Required task: Compile every line that includes the word "JSON".

++++

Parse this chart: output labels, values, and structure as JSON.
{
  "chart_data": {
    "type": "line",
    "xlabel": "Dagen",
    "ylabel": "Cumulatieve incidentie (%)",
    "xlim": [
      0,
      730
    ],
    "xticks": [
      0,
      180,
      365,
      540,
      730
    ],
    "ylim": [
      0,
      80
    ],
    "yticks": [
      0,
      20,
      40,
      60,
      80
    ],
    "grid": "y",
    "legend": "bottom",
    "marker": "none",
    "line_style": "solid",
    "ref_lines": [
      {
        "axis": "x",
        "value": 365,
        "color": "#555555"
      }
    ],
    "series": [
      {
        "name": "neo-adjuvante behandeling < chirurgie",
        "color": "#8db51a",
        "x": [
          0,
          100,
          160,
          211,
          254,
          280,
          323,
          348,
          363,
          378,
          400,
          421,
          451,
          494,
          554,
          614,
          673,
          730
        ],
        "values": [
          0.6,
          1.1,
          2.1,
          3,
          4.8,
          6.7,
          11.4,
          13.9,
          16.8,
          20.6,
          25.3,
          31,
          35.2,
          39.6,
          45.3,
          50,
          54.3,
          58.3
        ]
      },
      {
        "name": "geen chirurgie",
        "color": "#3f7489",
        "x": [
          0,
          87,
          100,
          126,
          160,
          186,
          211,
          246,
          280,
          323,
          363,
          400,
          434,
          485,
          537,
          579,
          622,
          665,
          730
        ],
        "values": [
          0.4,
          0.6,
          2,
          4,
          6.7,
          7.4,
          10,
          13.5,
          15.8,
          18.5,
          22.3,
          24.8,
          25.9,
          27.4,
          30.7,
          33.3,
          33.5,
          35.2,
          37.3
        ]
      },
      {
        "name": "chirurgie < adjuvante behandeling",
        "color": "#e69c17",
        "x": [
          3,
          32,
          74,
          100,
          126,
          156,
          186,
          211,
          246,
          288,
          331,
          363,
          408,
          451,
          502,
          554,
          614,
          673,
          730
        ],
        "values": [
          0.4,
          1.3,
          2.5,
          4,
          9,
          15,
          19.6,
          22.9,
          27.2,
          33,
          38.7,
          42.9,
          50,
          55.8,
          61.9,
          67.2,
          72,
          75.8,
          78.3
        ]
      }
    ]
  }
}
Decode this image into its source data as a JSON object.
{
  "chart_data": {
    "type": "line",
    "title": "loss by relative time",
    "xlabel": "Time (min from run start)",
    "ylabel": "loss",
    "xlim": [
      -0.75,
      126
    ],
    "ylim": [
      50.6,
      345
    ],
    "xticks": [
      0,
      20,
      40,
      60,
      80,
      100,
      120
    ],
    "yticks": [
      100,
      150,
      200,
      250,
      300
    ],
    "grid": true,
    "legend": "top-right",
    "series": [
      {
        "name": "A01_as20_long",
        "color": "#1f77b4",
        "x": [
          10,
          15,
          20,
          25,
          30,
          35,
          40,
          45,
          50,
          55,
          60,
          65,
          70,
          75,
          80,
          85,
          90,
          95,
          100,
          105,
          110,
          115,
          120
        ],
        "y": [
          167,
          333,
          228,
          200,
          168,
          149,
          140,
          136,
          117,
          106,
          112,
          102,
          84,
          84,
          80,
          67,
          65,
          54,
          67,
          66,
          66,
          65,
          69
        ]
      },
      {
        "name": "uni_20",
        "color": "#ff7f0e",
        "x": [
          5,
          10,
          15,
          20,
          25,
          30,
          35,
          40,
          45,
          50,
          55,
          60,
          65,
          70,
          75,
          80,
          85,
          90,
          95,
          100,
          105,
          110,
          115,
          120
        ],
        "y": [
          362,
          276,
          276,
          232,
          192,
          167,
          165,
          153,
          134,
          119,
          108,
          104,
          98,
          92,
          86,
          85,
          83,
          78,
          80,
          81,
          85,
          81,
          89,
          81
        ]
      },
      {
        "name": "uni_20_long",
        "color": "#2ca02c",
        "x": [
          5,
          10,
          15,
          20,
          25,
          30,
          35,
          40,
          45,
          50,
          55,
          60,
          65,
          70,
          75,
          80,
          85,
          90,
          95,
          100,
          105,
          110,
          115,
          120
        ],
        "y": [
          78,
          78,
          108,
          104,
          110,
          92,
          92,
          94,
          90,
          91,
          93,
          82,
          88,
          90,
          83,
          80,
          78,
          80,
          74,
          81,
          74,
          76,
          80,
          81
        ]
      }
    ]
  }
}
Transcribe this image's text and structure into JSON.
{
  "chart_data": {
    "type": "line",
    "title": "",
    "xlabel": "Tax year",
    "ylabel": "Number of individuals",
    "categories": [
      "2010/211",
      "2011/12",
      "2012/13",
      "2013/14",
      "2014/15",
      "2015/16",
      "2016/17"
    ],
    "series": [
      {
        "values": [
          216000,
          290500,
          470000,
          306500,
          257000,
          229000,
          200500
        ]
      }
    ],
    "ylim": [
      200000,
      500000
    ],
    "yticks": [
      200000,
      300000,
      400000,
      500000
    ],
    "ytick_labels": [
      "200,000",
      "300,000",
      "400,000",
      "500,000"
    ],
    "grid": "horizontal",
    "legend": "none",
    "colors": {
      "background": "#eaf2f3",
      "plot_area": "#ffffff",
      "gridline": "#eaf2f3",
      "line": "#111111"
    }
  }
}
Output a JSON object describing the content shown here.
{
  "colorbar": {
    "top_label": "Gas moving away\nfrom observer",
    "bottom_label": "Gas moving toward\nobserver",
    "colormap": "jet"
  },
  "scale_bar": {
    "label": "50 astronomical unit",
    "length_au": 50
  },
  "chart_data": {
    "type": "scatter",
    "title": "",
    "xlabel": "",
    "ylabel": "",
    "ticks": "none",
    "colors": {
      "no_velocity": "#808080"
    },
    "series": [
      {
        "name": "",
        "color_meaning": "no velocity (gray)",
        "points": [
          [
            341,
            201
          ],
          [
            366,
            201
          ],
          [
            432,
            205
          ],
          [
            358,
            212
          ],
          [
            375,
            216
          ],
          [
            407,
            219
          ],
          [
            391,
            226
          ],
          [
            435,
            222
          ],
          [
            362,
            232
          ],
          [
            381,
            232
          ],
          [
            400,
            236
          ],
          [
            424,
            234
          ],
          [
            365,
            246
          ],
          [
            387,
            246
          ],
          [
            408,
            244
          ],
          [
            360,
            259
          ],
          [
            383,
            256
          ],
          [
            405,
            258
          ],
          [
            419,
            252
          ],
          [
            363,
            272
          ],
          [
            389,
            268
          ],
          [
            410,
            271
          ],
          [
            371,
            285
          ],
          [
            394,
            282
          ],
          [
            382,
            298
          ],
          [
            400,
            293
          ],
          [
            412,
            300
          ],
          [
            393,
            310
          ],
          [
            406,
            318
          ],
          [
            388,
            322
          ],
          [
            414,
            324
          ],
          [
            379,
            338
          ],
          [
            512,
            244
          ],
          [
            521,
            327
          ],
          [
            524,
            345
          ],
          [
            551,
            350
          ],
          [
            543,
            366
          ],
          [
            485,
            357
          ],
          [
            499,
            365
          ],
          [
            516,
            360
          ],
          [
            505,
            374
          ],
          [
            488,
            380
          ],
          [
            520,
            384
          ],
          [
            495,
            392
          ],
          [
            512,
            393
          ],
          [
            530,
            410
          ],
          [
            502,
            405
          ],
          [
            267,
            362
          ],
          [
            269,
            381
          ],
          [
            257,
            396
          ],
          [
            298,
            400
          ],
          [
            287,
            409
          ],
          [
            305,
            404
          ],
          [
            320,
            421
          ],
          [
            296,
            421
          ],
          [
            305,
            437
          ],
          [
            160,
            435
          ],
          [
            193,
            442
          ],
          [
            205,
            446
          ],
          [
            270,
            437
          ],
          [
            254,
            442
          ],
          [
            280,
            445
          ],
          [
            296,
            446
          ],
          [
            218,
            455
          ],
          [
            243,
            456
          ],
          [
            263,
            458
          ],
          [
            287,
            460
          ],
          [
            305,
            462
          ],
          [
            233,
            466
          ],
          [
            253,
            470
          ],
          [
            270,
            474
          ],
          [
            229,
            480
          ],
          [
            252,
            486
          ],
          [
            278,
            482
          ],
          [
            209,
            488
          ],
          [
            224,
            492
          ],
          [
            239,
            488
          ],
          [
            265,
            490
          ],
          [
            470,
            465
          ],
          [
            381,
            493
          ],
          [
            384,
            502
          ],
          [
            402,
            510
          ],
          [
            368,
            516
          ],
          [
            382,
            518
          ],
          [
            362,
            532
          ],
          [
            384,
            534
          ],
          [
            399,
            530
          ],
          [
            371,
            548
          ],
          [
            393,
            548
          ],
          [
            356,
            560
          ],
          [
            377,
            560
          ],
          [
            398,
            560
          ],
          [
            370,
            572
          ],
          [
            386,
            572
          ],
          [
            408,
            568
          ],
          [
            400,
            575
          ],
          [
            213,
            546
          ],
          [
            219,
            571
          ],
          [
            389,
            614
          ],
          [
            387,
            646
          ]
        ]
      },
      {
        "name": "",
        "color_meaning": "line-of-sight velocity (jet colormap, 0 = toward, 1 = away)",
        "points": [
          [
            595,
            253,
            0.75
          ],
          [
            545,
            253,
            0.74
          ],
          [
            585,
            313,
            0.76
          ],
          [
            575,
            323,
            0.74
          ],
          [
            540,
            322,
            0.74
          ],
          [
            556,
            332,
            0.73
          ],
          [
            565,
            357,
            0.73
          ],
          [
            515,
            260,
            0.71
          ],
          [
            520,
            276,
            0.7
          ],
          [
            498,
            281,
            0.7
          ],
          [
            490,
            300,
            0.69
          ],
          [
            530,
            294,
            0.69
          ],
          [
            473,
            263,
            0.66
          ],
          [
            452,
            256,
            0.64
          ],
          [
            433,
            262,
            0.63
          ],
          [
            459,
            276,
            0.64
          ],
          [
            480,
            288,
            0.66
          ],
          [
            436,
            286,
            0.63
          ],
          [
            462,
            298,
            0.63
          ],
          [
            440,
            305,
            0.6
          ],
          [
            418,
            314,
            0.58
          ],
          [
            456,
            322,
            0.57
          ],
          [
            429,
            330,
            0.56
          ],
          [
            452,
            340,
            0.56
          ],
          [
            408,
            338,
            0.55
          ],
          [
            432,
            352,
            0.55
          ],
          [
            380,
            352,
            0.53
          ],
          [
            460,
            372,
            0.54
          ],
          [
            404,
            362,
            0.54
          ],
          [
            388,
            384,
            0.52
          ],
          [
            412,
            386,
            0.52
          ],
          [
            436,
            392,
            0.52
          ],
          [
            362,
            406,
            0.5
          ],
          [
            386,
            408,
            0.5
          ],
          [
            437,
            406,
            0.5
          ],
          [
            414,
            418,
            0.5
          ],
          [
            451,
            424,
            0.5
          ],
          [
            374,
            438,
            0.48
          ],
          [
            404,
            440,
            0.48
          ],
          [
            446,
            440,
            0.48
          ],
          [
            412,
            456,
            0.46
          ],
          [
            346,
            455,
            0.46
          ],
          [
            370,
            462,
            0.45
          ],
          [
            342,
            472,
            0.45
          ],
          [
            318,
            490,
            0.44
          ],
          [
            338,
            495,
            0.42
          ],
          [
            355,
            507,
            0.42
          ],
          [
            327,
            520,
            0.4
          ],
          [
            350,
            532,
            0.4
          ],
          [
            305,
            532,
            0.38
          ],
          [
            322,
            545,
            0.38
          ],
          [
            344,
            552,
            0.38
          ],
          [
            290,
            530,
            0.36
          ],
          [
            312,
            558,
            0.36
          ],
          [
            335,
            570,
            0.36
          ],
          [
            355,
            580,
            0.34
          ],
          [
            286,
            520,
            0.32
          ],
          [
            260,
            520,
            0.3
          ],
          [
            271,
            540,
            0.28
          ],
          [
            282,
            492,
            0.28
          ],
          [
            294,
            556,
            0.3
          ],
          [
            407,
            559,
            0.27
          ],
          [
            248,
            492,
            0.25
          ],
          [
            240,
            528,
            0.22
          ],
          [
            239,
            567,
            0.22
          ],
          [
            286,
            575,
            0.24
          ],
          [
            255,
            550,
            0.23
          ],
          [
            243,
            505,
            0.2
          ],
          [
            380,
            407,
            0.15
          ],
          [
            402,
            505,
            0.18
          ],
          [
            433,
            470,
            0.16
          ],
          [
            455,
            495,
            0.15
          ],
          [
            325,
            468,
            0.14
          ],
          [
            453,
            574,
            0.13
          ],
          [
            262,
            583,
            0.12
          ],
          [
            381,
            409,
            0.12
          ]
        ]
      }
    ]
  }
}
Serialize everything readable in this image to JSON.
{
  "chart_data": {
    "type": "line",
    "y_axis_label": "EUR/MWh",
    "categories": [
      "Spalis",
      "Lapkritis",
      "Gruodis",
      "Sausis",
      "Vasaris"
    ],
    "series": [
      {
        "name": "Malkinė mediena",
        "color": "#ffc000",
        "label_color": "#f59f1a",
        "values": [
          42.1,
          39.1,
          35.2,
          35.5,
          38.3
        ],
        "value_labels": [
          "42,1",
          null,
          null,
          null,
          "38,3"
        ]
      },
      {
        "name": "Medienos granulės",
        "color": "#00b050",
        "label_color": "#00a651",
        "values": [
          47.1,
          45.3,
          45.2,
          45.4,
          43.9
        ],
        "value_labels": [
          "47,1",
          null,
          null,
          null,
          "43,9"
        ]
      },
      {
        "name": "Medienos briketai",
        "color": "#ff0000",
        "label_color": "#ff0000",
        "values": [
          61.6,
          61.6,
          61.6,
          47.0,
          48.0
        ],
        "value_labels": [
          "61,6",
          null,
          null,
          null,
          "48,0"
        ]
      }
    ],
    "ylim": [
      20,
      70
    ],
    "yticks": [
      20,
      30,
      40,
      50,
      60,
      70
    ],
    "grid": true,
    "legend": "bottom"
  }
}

++++

Correct result:
Parse this chart: output labels, values, and structure as JSON.
Decode this image into its source data as a JSON object.
Transcribe this image's text and structure into JSON.
Output a JSON object describing the content shown here.
Serialize everything readable in this image to JSON.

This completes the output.